*模板--计算几何

二维几何相关（未完全测试）

基础+凸包+旋转卡壳+半平面交

/*************************************************************************
    > File Name: board.cpp
    > Author: yijiull
    > Mail: 1147161372@qq.com 
    > Created Time: 2017年09月22日 星期五 08时32分54秒
 ************************************************************************/
#include <iostream>
#include <cstring>
#include <cstdio>
#include <bits/stdc++.h>
using namespace std;
const double eps = 1e-12;
const int inf = 0x3f3f3f3f;
struct Point {
    double x,y;
    Point (double x = 0, double y = 0) : x(x), y(y) {}
};
typedef Point Vector;
Vector operator + (Vector a, Vector b) {
    return Vector (a.x + b.x, a.y + b.y);
}
Vector operator * (Vector a, double s) {
    return Vector (a.x * s, a.y * s);
}
Vector operator / (Vector a, double p) {
    return Vector (a.x / p, a.y / p);
}
Vector operator - (Point a, Point b) {
    return Vector (a.x - b.x, a.y - b.y);
}
bool operator < (Point a, Point b) {
    return a.x < b.x || (a.x == b.x && a.y < b.y);
}
int dcmp (double x) {
    if(fabs(x) < eps) return 0;
    return x < 0 ? -1 : 1;
}
bool operator == (const Point &a, const Point &b) {
    return dcmp(a.x - b.x) == 0 && dcmp(a.y - b.y) == 0;
}
double Angel (Vector a) {
    return atan2(a.y, a.x);
}
double Dot(Vector a, Vector b) {
    return a.x * b.x + a.y * b.y;
}
double Length (Vector a) {
    return sqrt(Dot(a, a));
}
double Angle (Vector a, Vector b) {
    return acos(Dot(a, b) / Length(a) / Length(b));
}
double Cross (Vector a, Vector b) {
    return a.x * b.y - a.y * b.x;
}
double  Area2 (Point a, Point b, Point c) {
    return Cross(b - a, c - a);
}
Vector Rotate (Vector a, double rad) {  //右手逆时针旋转rad(弧度)

* 练习题目 1:
计算几何模板里，常量 eps 被设为多少？
所给文本与这些数据行彼此毫无关联。

* 提取材料:
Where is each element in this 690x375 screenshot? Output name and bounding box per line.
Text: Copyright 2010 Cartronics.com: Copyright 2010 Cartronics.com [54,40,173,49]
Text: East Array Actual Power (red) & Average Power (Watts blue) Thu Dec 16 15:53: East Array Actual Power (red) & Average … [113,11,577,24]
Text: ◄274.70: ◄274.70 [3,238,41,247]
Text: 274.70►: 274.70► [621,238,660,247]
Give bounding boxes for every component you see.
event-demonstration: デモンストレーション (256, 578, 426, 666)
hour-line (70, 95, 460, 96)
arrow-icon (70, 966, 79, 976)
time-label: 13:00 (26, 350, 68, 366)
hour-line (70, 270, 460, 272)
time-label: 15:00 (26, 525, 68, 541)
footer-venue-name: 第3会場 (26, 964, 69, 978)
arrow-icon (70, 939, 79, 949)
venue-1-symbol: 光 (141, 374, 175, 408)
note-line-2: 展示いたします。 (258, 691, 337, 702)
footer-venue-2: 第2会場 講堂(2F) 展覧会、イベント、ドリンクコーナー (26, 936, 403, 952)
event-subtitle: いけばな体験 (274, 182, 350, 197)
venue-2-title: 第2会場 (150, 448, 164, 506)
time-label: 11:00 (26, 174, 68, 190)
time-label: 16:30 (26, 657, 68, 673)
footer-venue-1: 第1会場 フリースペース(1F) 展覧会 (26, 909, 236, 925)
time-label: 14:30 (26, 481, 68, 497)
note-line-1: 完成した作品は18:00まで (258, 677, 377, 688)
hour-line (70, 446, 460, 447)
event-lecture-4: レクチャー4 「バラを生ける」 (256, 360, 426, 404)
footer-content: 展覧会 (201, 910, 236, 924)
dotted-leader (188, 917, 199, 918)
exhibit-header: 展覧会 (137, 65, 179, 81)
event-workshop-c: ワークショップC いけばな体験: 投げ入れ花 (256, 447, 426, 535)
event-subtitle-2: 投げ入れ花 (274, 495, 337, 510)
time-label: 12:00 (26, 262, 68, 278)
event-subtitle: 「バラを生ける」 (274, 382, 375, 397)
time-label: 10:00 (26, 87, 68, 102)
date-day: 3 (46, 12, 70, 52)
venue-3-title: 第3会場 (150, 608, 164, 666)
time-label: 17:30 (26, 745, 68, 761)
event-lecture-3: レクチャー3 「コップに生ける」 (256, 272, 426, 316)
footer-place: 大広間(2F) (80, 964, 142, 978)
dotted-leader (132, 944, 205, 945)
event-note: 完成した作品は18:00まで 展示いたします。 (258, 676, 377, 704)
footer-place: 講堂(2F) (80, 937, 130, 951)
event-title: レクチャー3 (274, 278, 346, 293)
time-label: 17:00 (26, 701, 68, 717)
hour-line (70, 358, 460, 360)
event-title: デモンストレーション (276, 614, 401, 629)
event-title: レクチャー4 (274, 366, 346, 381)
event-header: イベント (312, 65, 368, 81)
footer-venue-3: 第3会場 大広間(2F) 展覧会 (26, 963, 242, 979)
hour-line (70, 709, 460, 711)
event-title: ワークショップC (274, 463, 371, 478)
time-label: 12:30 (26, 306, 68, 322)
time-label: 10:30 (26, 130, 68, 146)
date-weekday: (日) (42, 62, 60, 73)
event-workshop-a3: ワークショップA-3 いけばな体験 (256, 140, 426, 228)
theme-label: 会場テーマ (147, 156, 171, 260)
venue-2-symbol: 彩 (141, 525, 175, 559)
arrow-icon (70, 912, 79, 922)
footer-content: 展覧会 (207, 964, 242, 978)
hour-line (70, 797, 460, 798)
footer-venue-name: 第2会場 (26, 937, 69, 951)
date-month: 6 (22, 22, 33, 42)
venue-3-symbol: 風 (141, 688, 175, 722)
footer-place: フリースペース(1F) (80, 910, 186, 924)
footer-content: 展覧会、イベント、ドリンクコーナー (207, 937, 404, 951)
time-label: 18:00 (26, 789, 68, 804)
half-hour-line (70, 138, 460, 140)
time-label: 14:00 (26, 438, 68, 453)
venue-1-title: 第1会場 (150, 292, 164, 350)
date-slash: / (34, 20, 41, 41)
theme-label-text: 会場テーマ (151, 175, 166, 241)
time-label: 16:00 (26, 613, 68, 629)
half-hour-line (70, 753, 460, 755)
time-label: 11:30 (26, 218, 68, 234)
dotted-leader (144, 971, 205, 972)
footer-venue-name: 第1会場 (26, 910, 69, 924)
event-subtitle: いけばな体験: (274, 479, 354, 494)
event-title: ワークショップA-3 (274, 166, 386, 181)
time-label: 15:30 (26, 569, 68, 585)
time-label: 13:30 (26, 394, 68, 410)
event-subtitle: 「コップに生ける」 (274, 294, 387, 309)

* 练习题目 2:
请原样照抄数据行：从第一行起，直到并包括含有“Give bounding boxes”的那一行。

* 任务结果 1:
1e-12

* 任务结果 2:
Where is each element in this 690x375 screenshot? Output name and bounding box per line.
Text: Copyright 2010 Cartronics.com: Copyright 2010 Cartronics.com [54,40,173,49]
Text: East Array Actual Power (red) & Average Power (Watts blue) Thu Dec 16 15:53: East Array Actual Power (red) & Average … [113,11,577,24]
Text: ◄274.70: ◄274.70 [3,238,41,247]
Text: 274.70►: 274.70► [621,238,660,247]
Give bounding boxes for every component you see.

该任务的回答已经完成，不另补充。